DESCRIPTION OF THE TASK ▸ How many lines of these entries include the string "Robert"? State the number alone.

RECORDS FOR THE EXERCISE ▸

--- START ---

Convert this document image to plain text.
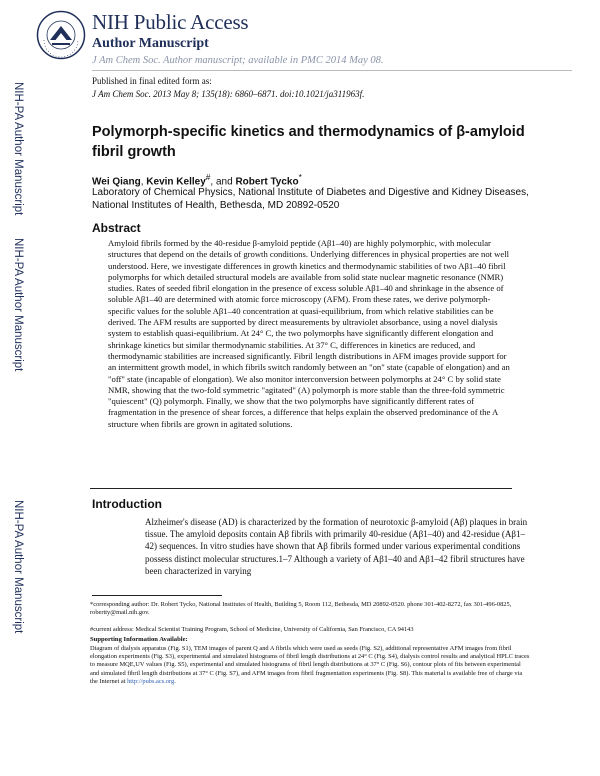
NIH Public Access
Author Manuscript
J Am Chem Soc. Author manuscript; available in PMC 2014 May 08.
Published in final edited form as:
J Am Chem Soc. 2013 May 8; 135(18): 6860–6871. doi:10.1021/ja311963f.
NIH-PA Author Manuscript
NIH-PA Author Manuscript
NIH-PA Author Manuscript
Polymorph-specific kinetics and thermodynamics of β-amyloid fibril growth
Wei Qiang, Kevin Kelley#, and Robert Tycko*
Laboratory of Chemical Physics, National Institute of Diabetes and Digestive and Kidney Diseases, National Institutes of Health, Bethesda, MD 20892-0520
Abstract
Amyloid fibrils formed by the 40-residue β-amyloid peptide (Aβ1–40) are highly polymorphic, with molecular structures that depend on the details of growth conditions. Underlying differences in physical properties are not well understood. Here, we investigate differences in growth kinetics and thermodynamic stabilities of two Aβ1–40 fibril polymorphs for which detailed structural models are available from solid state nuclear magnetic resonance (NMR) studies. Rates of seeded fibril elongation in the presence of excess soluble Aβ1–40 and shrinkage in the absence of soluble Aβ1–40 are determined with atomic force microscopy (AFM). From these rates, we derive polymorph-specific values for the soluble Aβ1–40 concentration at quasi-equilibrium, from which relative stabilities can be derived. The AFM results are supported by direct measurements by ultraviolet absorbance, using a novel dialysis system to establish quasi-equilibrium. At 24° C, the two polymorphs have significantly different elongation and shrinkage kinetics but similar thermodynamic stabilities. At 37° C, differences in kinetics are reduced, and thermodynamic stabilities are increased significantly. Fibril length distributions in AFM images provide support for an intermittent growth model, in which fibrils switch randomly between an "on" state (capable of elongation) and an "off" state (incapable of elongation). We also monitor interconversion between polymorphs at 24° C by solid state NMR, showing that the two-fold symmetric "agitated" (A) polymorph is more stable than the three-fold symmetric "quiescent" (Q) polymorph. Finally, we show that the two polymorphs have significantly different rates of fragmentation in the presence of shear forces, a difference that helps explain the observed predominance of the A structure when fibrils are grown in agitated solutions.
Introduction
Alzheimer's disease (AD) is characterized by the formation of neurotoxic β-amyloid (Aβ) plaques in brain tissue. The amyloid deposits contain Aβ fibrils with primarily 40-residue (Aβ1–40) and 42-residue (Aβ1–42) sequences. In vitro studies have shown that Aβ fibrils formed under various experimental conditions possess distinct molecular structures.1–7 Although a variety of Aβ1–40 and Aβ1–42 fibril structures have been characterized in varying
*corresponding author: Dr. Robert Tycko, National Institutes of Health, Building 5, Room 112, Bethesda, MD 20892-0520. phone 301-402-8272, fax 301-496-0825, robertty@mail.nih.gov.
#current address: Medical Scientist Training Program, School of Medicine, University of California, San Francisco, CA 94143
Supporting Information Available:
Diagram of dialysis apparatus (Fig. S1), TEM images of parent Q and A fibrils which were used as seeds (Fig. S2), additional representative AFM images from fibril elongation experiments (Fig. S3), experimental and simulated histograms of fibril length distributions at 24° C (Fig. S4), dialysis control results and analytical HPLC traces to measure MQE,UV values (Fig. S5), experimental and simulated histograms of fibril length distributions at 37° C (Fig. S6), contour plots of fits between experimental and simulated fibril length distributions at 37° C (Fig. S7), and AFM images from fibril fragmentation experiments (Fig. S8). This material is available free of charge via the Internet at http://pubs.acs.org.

--- END ---
--- START ---

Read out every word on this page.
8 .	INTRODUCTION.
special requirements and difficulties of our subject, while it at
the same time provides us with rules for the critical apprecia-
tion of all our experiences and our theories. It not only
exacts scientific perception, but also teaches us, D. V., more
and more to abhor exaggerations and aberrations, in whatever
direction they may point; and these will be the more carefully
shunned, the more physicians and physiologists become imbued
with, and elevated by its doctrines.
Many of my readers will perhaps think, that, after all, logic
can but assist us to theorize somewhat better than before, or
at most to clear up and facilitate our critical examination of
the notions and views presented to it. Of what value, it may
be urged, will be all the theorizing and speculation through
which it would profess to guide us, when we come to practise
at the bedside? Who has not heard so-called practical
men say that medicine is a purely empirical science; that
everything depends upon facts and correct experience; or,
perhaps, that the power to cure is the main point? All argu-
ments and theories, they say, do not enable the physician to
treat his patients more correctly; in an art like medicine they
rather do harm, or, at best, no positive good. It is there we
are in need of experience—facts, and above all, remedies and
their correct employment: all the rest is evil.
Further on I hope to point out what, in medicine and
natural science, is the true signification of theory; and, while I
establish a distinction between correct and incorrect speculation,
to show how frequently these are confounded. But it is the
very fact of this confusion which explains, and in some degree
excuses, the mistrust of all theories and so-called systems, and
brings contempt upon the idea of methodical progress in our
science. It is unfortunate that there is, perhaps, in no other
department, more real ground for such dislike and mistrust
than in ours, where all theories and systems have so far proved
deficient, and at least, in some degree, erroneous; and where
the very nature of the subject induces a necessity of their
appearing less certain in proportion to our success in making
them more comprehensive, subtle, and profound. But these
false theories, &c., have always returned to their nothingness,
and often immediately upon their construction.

--- END ---

YOUR RESPONSE ▸ 2